▶ **OBJECTIVE**
Search the data for the string "przez" and gather each line it is in.

▶ **RECORDS FOR THE EXERCISE**
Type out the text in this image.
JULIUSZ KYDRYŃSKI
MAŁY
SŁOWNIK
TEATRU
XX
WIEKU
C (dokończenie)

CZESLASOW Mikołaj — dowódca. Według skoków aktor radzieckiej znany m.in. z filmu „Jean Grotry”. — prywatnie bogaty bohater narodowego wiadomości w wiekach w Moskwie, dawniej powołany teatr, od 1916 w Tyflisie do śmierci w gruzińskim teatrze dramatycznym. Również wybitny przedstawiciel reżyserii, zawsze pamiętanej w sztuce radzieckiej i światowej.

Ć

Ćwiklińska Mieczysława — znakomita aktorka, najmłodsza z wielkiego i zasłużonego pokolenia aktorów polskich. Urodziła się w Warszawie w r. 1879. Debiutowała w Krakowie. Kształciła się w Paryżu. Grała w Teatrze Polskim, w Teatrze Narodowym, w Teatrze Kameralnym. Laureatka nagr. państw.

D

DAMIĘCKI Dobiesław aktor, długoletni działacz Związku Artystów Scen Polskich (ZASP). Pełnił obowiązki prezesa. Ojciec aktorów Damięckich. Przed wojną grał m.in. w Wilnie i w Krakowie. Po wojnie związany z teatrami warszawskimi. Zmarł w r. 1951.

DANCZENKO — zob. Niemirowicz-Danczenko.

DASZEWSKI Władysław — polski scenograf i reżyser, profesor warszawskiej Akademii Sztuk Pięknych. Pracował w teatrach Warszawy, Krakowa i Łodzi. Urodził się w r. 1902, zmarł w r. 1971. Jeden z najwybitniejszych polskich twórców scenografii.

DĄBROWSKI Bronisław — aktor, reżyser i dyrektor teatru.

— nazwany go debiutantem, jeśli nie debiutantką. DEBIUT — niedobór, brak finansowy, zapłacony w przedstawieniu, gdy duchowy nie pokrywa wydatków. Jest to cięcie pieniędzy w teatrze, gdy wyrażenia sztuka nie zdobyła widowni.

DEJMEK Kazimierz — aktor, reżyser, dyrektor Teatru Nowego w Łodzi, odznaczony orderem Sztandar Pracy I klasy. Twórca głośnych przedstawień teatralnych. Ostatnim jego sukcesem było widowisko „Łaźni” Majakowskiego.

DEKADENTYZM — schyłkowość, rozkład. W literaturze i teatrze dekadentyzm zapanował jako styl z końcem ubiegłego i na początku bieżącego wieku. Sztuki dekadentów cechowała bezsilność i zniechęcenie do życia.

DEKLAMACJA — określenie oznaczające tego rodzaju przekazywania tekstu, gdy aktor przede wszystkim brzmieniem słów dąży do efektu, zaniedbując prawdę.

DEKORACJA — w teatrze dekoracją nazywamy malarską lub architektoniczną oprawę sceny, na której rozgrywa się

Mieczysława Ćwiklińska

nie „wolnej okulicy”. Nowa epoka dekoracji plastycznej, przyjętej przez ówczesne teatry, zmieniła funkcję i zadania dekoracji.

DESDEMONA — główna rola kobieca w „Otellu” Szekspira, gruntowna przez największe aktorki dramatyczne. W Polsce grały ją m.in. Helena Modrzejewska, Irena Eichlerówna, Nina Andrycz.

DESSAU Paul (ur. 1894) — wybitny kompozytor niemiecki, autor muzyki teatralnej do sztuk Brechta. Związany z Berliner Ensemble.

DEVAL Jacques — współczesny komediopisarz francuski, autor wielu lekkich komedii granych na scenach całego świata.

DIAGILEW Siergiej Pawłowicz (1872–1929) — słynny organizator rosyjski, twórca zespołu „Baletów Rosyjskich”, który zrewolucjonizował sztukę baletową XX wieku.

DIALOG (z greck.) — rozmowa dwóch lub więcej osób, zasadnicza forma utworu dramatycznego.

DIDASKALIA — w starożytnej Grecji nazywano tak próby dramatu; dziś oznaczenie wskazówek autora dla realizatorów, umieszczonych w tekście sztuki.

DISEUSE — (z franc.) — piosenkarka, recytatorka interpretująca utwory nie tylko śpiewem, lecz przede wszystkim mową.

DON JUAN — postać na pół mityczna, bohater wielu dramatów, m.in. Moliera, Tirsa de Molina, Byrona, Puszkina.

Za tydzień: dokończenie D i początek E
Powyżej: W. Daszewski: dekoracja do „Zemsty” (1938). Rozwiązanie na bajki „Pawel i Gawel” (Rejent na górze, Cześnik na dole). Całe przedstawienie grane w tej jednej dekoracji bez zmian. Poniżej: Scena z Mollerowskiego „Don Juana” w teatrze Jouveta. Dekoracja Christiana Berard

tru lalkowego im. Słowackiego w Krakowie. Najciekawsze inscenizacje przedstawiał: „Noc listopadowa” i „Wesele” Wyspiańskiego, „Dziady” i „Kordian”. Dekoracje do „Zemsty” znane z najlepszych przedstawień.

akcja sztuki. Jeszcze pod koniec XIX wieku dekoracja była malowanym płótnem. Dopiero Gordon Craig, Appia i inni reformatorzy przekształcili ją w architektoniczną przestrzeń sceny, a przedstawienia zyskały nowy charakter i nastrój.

▶ **ANSWER TO THE PROBLEM**
nie „wolnej okulicy”. Nowa epoka dekoracji plastycznej, przyjętej przez ówczesne teatry, zmieniła funkcję i zadania dekoracji.
DESDEMONA — główna rola kobieca w „Otellu” Szekspira, gruntowna przez największe aktorki dramatyczne. W Polsce grały ją m.in. Helena Modrzejewska, Irena Eichlerówna, Nina Andrycz.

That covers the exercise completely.